▸ Problem to work on
Restate the entire listing word for word.

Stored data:

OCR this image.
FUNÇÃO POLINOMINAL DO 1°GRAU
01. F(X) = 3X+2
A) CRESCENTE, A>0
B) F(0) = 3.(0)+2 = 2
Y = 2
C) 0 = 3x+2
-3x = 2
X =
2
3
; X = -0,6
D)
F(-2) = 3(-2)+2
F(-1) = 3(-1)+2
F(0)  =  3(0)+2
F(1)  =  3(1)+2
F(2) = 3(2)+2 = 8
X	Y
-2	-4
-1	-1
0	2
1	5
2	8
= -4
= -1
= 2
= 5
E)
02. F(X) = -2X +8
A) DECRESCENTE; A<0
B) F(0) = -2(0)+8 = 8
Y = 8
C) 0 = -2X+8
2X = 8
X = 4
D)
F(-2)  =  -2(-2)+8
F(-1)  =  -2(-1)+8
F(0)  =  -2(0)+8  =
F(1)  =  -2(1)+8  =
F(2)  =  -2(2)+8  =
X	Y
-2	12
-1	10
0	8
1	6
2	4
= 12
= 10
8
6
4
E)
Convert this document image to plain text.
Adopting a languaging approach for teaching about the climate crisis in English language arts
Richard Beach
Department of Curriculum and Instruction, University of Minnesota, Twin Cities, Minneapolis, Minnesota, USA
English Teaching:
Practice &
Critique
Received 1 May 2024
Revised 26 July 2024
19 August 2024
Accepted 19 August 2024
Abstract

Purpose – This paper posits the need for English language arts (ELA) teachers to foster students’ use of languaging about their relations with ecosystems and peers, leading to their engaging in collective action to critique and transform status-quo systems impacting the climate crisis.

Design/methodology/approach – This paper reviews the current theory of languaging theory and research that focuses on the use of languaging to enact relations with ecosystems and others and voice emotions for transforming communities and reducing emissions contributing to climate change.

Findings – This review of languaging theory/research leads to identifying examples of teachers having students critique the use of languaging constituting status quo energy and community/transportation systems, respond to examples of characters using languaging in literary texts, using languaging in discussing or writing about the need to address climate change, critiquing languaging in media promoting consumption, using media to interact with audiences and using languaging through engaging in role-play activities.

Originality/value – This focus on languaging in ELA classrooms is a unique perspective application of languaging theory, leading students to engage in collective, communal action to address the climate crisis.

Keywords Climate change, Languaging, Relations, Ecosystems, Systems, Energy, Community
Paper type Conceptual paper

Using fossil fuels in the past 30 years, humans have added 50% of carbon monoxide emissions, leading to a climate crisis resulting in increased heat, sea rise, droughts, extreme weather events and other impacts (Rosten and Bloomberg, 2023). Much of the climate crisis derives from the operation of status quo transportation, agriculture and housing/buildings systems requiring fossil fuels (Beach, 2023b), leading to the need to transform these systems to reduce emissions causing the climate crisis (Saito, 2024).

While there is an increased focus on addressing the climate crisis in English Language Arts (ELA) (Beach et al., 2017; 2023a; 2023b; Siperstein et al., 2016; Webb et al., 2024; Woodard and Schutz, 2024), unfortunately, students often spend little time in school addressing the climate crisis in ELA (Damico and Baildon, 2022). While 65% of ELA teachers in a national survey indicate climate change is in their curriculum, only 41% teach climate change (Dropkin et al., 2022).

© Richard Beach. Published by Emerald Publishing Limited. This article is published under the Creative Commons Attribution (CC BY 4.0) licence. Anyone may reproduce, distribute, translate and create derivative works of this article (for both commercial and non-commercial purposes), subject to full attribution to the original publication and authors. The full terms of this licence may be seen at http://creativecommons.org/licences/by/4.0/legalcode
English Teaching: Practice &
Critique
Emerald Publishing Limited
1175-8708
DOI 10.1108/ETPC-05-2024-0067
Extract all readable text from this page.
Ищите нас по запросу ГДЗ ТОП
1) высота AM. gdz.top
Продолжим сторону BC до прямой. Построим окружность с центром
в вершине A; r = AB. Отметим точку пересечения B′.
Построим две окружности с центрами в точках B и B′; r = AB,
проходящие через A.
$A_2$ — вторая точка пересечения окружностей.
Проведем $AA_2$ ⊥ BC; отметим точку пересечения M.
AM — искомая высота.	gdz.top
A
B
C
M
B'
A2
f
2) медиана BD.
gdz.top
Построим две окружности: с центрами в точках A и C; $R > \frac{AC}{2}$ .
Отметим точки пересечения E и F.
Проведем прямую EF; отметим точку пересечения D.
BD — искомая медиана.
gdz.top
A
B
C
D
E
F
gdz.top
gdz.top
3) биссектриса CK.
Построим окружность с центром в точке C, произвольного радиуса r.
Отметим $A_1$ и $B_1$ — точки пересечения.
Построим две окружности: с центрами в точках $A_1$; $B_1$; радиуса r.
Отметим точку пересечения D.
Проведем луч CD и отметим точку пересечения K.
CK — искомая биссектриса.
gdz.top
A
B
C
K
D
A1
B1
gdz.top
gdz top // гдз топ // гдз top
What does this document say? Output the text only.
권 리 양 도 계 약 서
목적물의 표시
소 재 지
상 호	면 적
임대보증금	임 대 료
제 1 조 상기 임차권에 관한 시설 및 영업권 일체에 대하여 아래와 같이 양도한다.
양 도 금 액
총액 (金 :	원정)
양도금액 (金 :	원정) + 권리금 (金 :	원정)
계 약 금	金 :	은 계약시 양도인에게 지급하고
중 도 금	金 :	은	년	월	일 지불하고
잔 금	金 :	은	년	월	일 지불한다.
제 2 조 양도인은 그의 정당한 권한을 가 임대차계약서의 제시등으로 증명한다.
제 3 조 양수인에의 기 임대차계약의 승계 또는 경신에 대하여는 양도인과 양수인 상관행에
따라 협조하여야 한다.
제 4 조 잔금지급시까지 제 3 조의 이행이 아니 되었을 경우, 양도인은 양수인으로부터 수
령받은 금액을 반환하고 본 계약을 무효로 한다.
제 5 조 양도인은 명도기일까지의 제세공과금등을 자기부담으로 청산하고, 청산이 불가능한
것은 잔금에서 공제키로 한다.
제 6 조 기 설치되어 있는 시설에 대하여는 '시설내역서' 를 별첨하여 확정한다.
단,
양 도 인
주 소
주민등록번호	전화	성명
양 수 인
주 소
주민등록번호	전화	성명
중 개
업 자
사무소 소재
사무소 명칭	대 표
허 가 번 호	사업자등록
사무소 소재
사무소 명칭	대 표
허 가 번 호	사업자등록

▸ The completed task
OCR this image.
FUNÇÃO POLINOMINAL DO 1°GRAU
01. F(X) = 3X+2
A) CRESCENTE, A>0
B) F(0) = 3.(0)+2 = 2
Y = 2
C) 0 = 3x+2
-3x = 2
X =
2
3
; X = -0,6
D)
F(-2) = 3(-2)+2
F(-1) = 3(-1)+2
F(0)  =  3(0)+2
F(1)  =  3(1)+2
F(2) = 3(2)+2 = 8
X	Y
-2	-4
-1	-1
0	2
1	5
2	8
= -4
= -1
= 2
= 5
E)
02. F(X) = -2X +8
A) DECRESCENTE; A<0
B) F(0) = -2(0)+8 = 8
Y = 8
C) 0 = -2X+8
2X = 8
X = 4
D)
F(-2)  =  -2(-2)+8
F(-1)  =  -2(-1)+8
F(0)  =  -2(0)+8  =
F(1)  =  -2(1)+8  =
F(2)  =  -2(2)+8  =
X	Y
-2	12
-1	10
0	8
1	6
2	4
= 12
= 10
8
6
4
E)
Convert this document image to plain text.
Adopting a languaging approach for teaching about the climate crisis in English language arts
Richard Beach
Department of Curriculum and Instruction, University of Minnesota, Twin Cities, Minneapolis, Minnesota, USA
English Teaching:
Practice &
Critique
Received 1 May 2024
Revised 26 July 2024
19 August 2024
Accepted 19 August 2024
Abstract

Purpose – This paper posits the need for English language arts (ELA) teachers to foster students’ use of languaging about their relations with ecosystems and peers, leading to their engaging in collective action to critique and transform status-quo systems impacting the climate crisis.

Design/methodology/approach – This paper reviews the current theory of languaging theory and research that focuses on the use of languaging to enact relations with ecosystems and others and voice emotions for transforming communities and reducing emissions contributing to climate change.

Findings – This review of languaging theory/research leads to identifying examples of teachers having students critique the use of languaging constituting status quo energy and community/transportation systems, respond to examples of characters using languaging in literary texts, using languaging in discussing or writing about the need to address climate change, critiquing languaging in media promoting consumption, using media to interact with audiences and using languaging through engaging in role-play activities.

Originality/value – This focus on languaging in ELA classrooms is a unique perspective application of languaging theory, leading students to engage in collective, communal action to address the climate crisis.

Keywords Climate change, Languaging, Relations, Ecosystems, Systems, Energy, Community
Paper type Conceptual paper

Using fossil fuels in the past 30 years, humans have added 50% of carbon monoxide emissions, leading to a climate crisis resulting in increased heat, sea rise, droughts, extreme weather events and other impacts (Rosten and Bloomberg, 2023). Much of the climate crisis derives from the operation of status quo transportation, agriculture and housing/buildings systems requiring fossil fuels (Beach, 2023b), leading to the need to transform these systems to reduce emissions causing the climate crisis (Saito, 2024).

While there is an increased focus on addressing the climate crisis in English Language Arts (ELA) (Beach et al., 2017; 2023a; 2023b; Siperstein et al., 2016; Webb et al., 2024; Woodard and Schutz, 2024), unfortunately, students often spend little time in school addressing the climate crisis in ELA (Damico and Baildon, 2022). While 65% of ELA teachers in a national survey indicate climate change is in their curriculum, only 41% teach climate change (Dropkin et al., 2022).

© Richard Beach. Published by Emerald Publishing Limited. This article is published under the Creative Commons Attribution (CC BY 4.0) licence. Anyone may reproduce, distribute, translate and create derivative works of this article (for both commercial and non-commercial purposes), subject to full attribution to the original publication and authors. The full terms of this licence may be seen at http://creativecommons.org/licences/by/4.0/legalcode
English Teaching: Practice &
Critique
Emerald Publishing Limited
1175-8708
DOI 10.1108/ETPC-05-2024-0067
Extract all readable text from this page.
Ищите нас по запросу ГДЗ ТОП
1) высота AM. gdz.top
Продолжим сторону BC до прямой. Построим окружность с центром
в вершине A; r = AB. Отметим точку пересечения B′.
Построим две окружности с центрами в точках B и B′; r = AB,
проходящие через A.
$A_2$ — вторая точка пересечения окружностей.
Проведем $AA_2$ ⊥ BC; отметим точку пересечения M.
AM — искомая высота.	gdz.top
A
B
C
M
B'
A2
f
2) медиана BD.
gdz.top
Построим две окружности: с центрами в точках A и C; $R > \frac{AC}{2}$ .
Отметим точки пересечения E и F.
Проведем прямую EF; отметим точку пересечения D.
BD — искомая медиана.
gdz.top
A
B
C
D
E
F
gdz.top
gdz.top
3) биссектриса CK.
Построим окружность с центром в точке C, произвольного радиуса r.
Отметим $A_1$ и $B_1$ — точки пересечения.
Построим две окружности: с центрами в точках $A_1$; $B_1$; радиуса r.
Отметим точку пересечения D.
Проведем луч CD и отметим точку пересечения K.
CK — искомая биссектриса.
gdz.top
A
B
C
K
D
A1
B1
gdz.top
gdz top // гдз топ // гдз top
What does this document say? Output the text only.
권 리 양 도 계 약 서
목적물의 표시
소 재 지
상 호	면 적
임대보증금	임 대 료
제 1 조 상기 임차권에 관한 시설 및 영업권 일체에 대하여 아래와 같이 양도한다.
양 도 금 액
총액 (金 :	원정)
양도금액 (金 :	원정) + 권리금 (金 :	원정)
계 약 금	金 :	은 계약시 양도인에게 지급하고
중 도 금	金 :	은	년	월	일 지불하고
잔 금	金 :	은	년	월	일 지불한다.
제 2 조 양도인은 그의 정당한 권한을 가 임대차계약서의 제시등으로 증명한다.
제 3 조 양수인에의 기 임대차계약의 승계 또는 경신에 대하여는 양도인과 양수인 상관행에
따라 협조하여야 한다.
제 4 조 잔금지급시까지 제 3 조의 이행이 아니 되었을 경우, 양도인은 양수인으로부터 수
령받은 금액을 반환하고 본 계약을 무효로 한다.
제 5 조 양도인은 명도기일까지의 제세공과금등을 자기부담으로 청산하고, 청산이 불가능한
것은 잔금에서 공제키로 한다.
제 6 조 기 설치되어 있는 시설에 대하여는 '시설내역서' 를 별첨하여 확정한다.
단,
양 도 인
주 소
주민등록번호	전화	성명
양 수 인
주 소
주민등록번호	전화	성명
중 개
업 자
사무소 소재
사무소 명칭	대 표
허 가 번 호	사업자등록
사무소 소재
사무소 명칭	대 표
허 가 번 호	사업자등록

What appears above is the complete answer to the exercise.